Testo di lettura
L’assenza di dignità è quanto mai visibile in chi sa solo lamentarsi e indulge nella polemica,
discute gli ordini, contesta ogni autorità, punta i piedi nel momento dell’agire, si piange
addosso. Ciò non serve, rallenta il gruppo, avvantaggia il nemico, fiacca la volontà, crea
confusione ed ammutinamento. Obbedire, rispettare gli ordini di chi, per merito o per dovere, ha su
di sé l’onere e la responsabilità di guidare l’azione è fondamento dello spirito Legionario e si
chiama disciplina. Una volta stabiliti i ruoli, intrapresa l’azione si resta fedeli e si portano
avanti le consegne senza discutere. La disciplina non è una imposizione dei superiori, ma un
obbligo di fedeltà che si esercita su noi stessi.

Consegna a
Restituisci senza modifiche le righe dell'elenco, partendo da quella che contiene "y-tick-label: 0 <box>9 318 16 328</box>" e arrivando alla fine dell'elenco, estremi compresi.
Il testo sulla disciplina e l'elenco provengono da fonti diverse.

Materiali forniti
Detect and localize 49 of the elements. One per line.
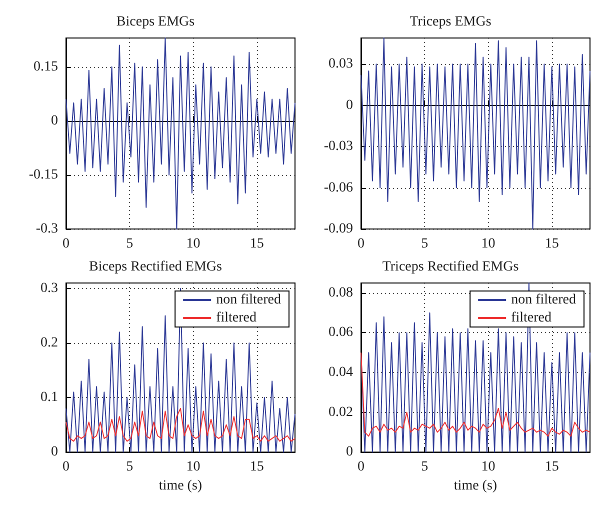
y-tick-label: 0.3 — [40, 280, 58, 296]
x-tick-label: 15 — [544, 236, 559, 252]
y-tick-label: 0.03 — [328, 56, 353, 72]
x-tick-label: 5 — [421, 460, 428, 475]
y-tick-label: -0.03 — [324, 139, 353, 154]
y-tick-label: -0.15 — [28, 167, 58, 182]
y-tick-label: 0 — [346, 444, 353, 460]
x-tick-label: 5 — [126, 460, 134, 475]
legend-label: filtered — [216, 310, 256, 326]
y-tick-label: 0.04 — [328, 365, 353, 380]
line-series — [360, 282, 590, 453]
x-tick-label: 10 — [186, 460, 200, 475]
x-tick-label: 15 — [544, 460, 559, 475]
x-axis-title: time (s) — [454, 478, 498, 494]
x-tick-label: 10 — [481, 236, 496, 252]
y-tick-label: -0.3 — [36, 222, 58, 236]
y-tick-label: -0.06 — [324, 180, 353, 196]
y-tick-label: 0 — [51, 113, 58, 128]
chart-title: Triceps Rectified EMGs — [382, 260, 519, 274]
x-tick-label: 10 — [481, 460, 496, 475]
chart-title: Biceps EMGs — [116, 14, 195, 30]
legend-label: non filtered — [216, 292, 281, 308]
y-tick-label: 0.2 — [40, 336, 58, 351]
x-tick-label: 0 — [62, 236, 70, 252]
legend-label: non filtered — [511, 292, 576, 308]
x-tick-label: 0 — [358, 236, 364, 252]
x-tick-label: 5 — [126, 236, 134, 252]
y-tick-label: -0.09 — [324, 222, 353, 236]
y-tick-label: 0.02 — [328, 404, 353, 420]
x-tick-label: 15 — [250, 460, 264, 475]
line-series — [360, 38, 590, 230]
y-tick-label: 0.06 — [328, 325, 353, 340]
chart-title: Triceps EMGs — [410, 14, 492, 30]
x-tick-label: 0 — [62, 460, 70, 475]
line-series — [66, 38, 296, 230]
line-series — [66, 408, 296, 442]
x-tick-label: 5 — [421, 236, 428, 252]
x-axis-title: time (s) — [158, 478, 202, 494]
y-tick-label: 0.15 — [34, 59, 58, 74]
legend-label: filtered — [511, 310, 552, 326]
x-tick-label: 0 — [358, 460, 364, 475]
line-series — [360, 352, 590, 437]
y-tick-label: 0.08 — [328, 285, 353, 300]
chart-title: Biceps Rectified EMGs — [89, 260, 222, 274]
x-tick-label: 15 — [250, 236, 264, 252]
y-tick-label: 0.1 — [40, 390, 58, 406]
x-tick-label: 10 — [186, 236, 200, 252]
y-tick-label: 0 — [346, 98, 353, 113]
y-tick-label: 0 — [51, 444, 58, 460]
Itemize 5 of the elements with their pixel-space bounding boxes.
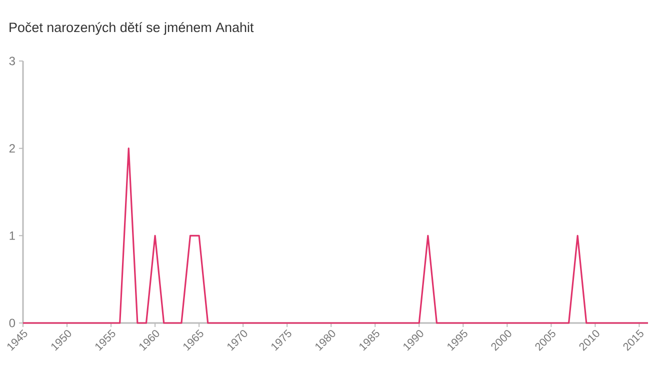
y-tick-label: 0 <box>9 318 16 328</box>
chart-title: Počet narozených dětí se jménem Anahit <box>10 22 254 35</box>
y-tick-label: 2 <box>9 144 15 153</box>
y-tick-label: 3 <box>9 56 15 66</box>
y-tick-label: 1 <box>10 232 15 240</box>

Consegna b
Secondo il testo sulla disciplina, che cosa non è la disciplina e che cosa è invece?

Risposta a
y-tick-label: 0 <box>9 318 16 328</box>
chart-title: Počet narozených dětí se jménem Anahit <box>10 22 254 35</box>
y-tick-label: 2 <box>9 144 15 153</box>
y-tick-label: 3 <box>9 56 15 66</box>
y-tick-label: 1 <box>10 232 15 240</box>

Risposta b
Non è un'imposizione dei superiori, ma un obbligo di fedeltà che si esercita su noi stessi.